◆ **Problem to work on**
In the copy, keep every record exact and leave out all images.

◆ **Records supplied**
+ + + +
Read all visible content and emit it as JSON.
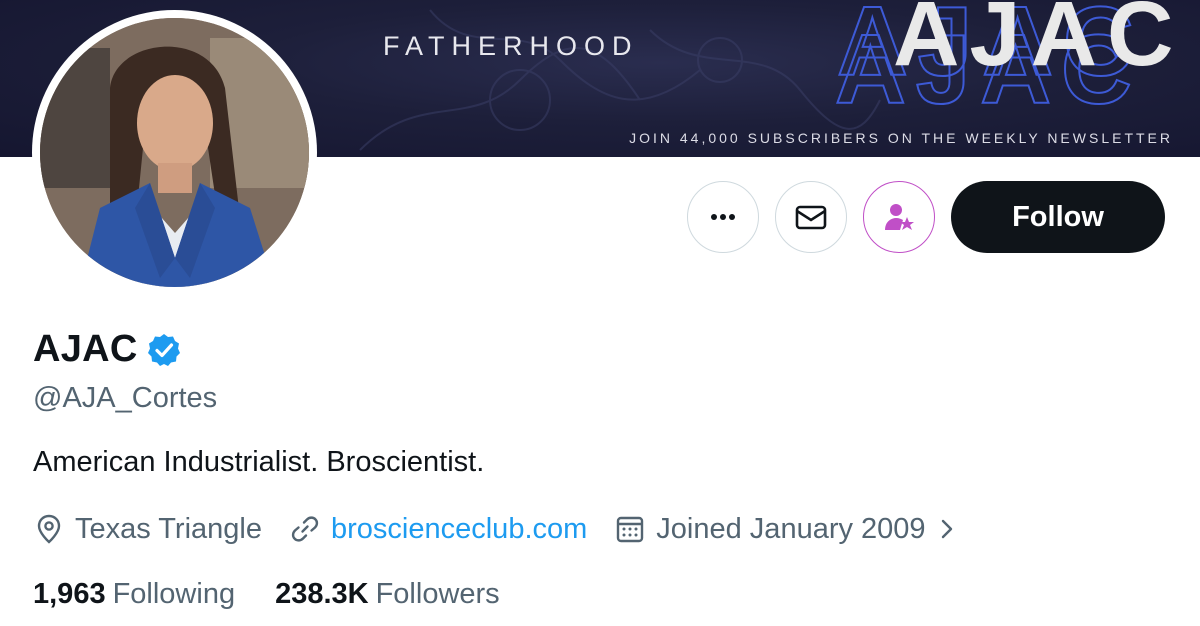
{
  "banner": {
    "tagline": "FATHERHOOD",
    "logo_text": "AJAC",
    "subtext": "JOIN 44,000 SUBSCRIBERS ON THE WEEKLY NEWSLETTER",
    "background_color": "#1d1f3a"
  },
  "avatar": {
    "description_icon": "profile-photo"
  },
  "actions": {
    "more_icon": "more-dots-icon",
    "message_icon": "envelope-icon",
    "subscribe_icon": "person-star-icon",
    "follow_label": "Follow",
    "subscribe_color": "#c04fc7"
  },
  "profile": {
    "display_name": "AJAC",
    "verified": true,
    "verified_color": "#1d9bf0",
    "handle": "@AJA_Cortes",
    "bio": "American Industrialist. Broscientist."
  },
  "meta": {
    "location": "Texas Triangle",
    "website": "broscienceclub.com",
    "joined": "Joined January 2009"
  },
  "stats": {
    "following_count": "1,963",
    "following_label": "Following",
    "followers_count": "238.3K",
    "followers_label": "Followers"
  }
}
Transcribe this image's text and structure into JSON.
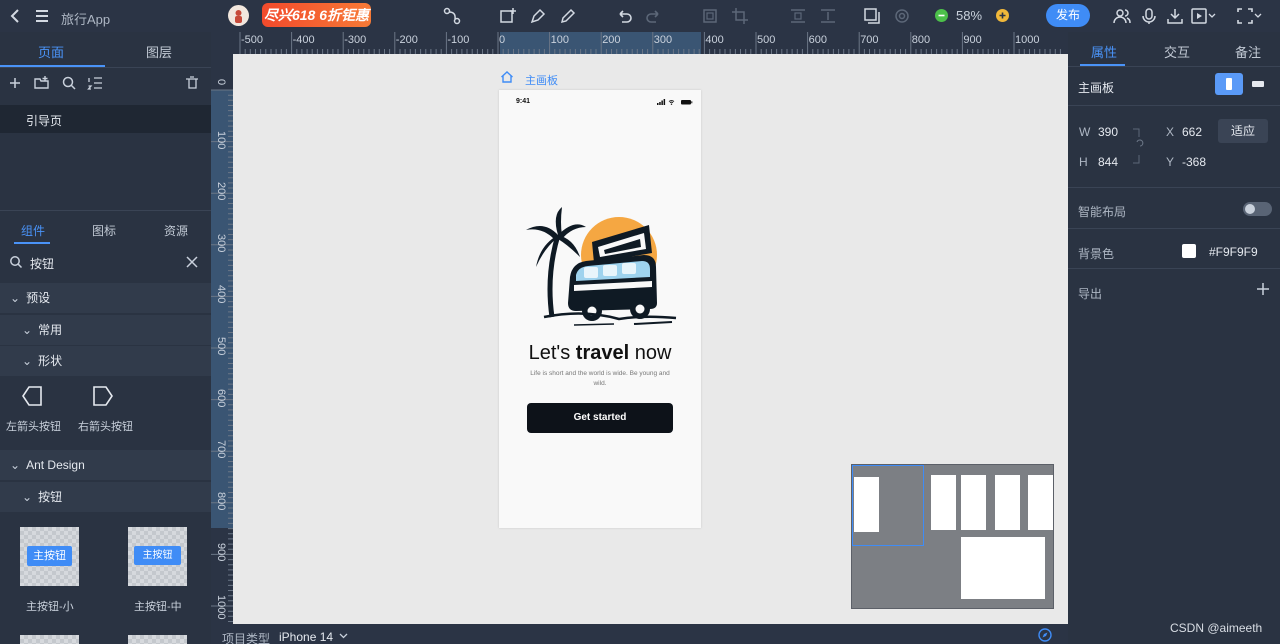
{
  "app": {
    "title": "旅行App",
    "promo": "尽兴618 6折钜惠",
    "zoom": "58%",
    "publish": "发布"
  },
  "left_panel": {
    "tabs": [
      "页面",
      "图层"
    ],
    "page_item": "引导页",
    "tabs2": [
      "组件",
      "图标",
      "资源"
    ],
    "search_value": "按钮",
    "sections": {
      "preset": "预设",
      "common": "常用",
      "shapes": "形状",
      "ant": "Ant Design",
      "buttons": "按钮"
    },
    "components": [
      "左箭头按钮",
      "右箭头按钮"
    ],
    "buttons": [
      {
        "label": "主按钮-小",
        "text": "主按钮"
      },
      {
        "label": "主按钮-中",
        "text": "主按钮"
      }
    ]
  },
  "rulers": {
    "top": [
      "-500",
      "-400",
      "-300",
      "-200",
      "-100",
      "0",
      "100",
      "200",
      "300",
      "400",
      "500",
      "600",
      "700",
      "800",
      "900",
      "1000"
    ],
    "left": [
      "0",
      "100",
      "200",
      "300",
      "400",
      "500",
      "600",
      "700",
      "800",
      "900",
      "1000"
    ]
  },
  "canvas": {
    "artboard_label": "主画板",
    "phone": {
      "time": "9:41",
      "headline_pre": "Let's ",
      "headline_bold": "travel",
      "headline_post": " now",
      "subtext": "Life is short and the world is wide. Be young and wild.",
      "cta": "Get started"
    }
  },
  "bottom": {
    "project_type_label": "项目类型",
    "device": "iPhone 14"
  },
  "right_panel": {
    "tabs": [
      "属性",
      "交互",
      "备注"
    ],
    "artboard": "主画板",
    "w_label": "W",
    "w": "390",
    "h_label": "H",
    "h": "844",
    "x_label": "X",
    "x": "662",
    "y_label": "Y",
    "y": "-368",
    "fit": "适应",
    "smart_layout": "智能布局",
    "bg_color_label": "背景色",
    "bg_color": "#F9F9F9",
    "export": "导出"
  },
  "watermark": "CSDN @aimeeth",
  "colors": {
    "accent": "#3F8CF6",
    "sun": "#F5A742",
    "van_blue": "#9ED3EE"
  }
}
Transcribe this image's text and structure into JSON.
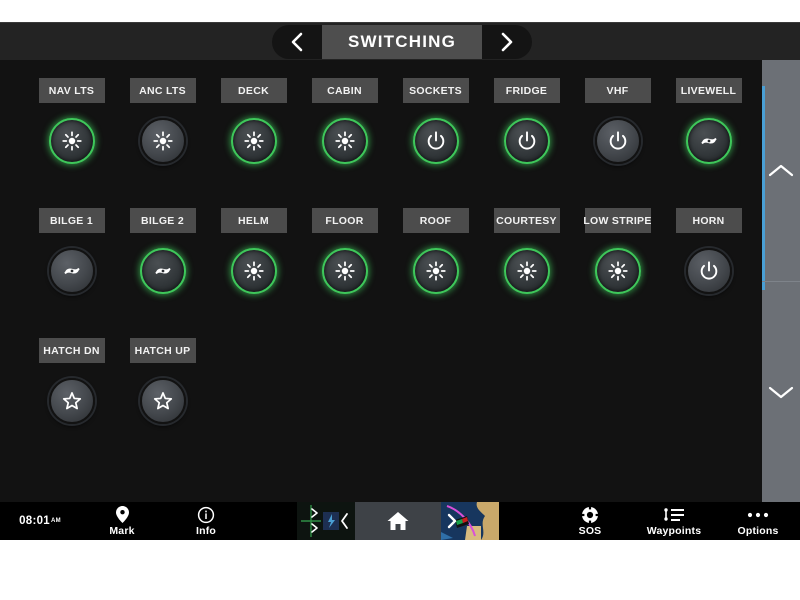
+ + + +
◆ **Answer to the problem**
Read all visible content and emit it as JSON.
{
  "banner": {
    "tagline": "FATHERHOOD",
    "logo_text": "AJAC",
    "subtext": "JOIN 44,000 SUBSCRIBERS ON THE WEEKLY NEWSLETTER",
    "background_color": "#1d1f3a"
  },
  "avatar": {
    "description_icon": "profile-photo"
  },
  "actions": {
    "more_icon": "more-dots-icon",
    "message_icon": "envelope-icon",
    "subscribe_icon": "person-star-icon",
    "follow_label": "Follow",
    "subscribe_color": "#c04fc7"
  },
  "profile": {
    "display_name": "AJAC",
    "verified": true,
    "verified_color": "#1d9bf0",
    "handle": "@AJA_Cortes",
    "bio": "American Industrialist. Broscientist."
  },
  "meta": {
    "location": "Texas Triangle",
    "website": "broscienceclub.com",
    "joined": "Joined January 2009"
  },
  "stats": {
    "following_count": "1,963",
    "following_label": "Following",
    "followers_count": "238.3K",
    "followers_label": "Followers"
  }
}
Transcribe this image's text and structure into JSON.
{
  "app": {
    "title": "旅行App",
    "promo": "尽兴618 6折钜惠",
    "zoom": "58%",
    "publish": "发布"
  },
  "left_panel": {
    "tabs": [
      "页面",
      "图层"
    ],
    "page_item": "引导页",
    "tabs2": [
      "组件",
      "图标",
      "资源"
    ],
    "search_value": "按钮",
    "sections": {
      "preset": "预设",
      "common": "常用",
      "shapes": "形状",
      "ant": "Ant Design",
      "buttons": "按钮"
    },
    "components": [
      "左箭头按钮",
      "右箭头按钮"
    ],
    "buttons": [
      {
        "label": "主按钮-小",
        "text": "主按钮"
      },
      {
        "label": "主按钮-中",
        "text": "主按钮"
      }
    ]
  },
  "rulers": {
    "top": [
      "-500",
      "-400",
      "-300",
      "-200",
      "-100",
      "0",
      "100",
      "200",
      "300",
      "400",
      "500",
      "600",
      "700",
      "800",
      "900",
      "1000"
    ],
    "left": [
      "0",
      "100",
      "200",
      "300",
      "400",
      "500",
      "600",
      "700",
      "800",
      "900",
      "1000"
    ]
  },
  "canvas": {
    "artboard_label": "主画板",
    "phone": {
      "time": "9:41",
      "headline_pre": "Let's ",
      "headline_bold": "travel",
      "headline_post": " now",
      "subtext": "Life is short and the world is wide. Be young and wild.",
      "cta": "Get started"
    }
  },
  "bottom": {
    "project_type_label": "项目类型",
    "device": "iPhone 14"
  },
  "right_panel": {
    "tabs": [
      "属性",
      "交互",
      "备注"
    ],
    "artboard": "主画板",
    "w_label": "W",
    "w": "390",
    "h_label": "H",
    "h": "844",
    "x_label": "X",
    "x": "662",
    "y_label": "Y",
    "y": "-368",
    "fit": "适应",
    "smart_layout": "智能布局",
    "bg_color_label": "背景色",
    "bg_color": "#F9F9F9",
    "export": "导出"
  },
  "watermark": "CSDN @aimeeth",
  "colors": {
    "accent": "#3F8CF6",
    "sun": "#F5A742",
    "van_blue": "#9ED3EE"
  }
}
Transcribe this image's text and structure into JSON.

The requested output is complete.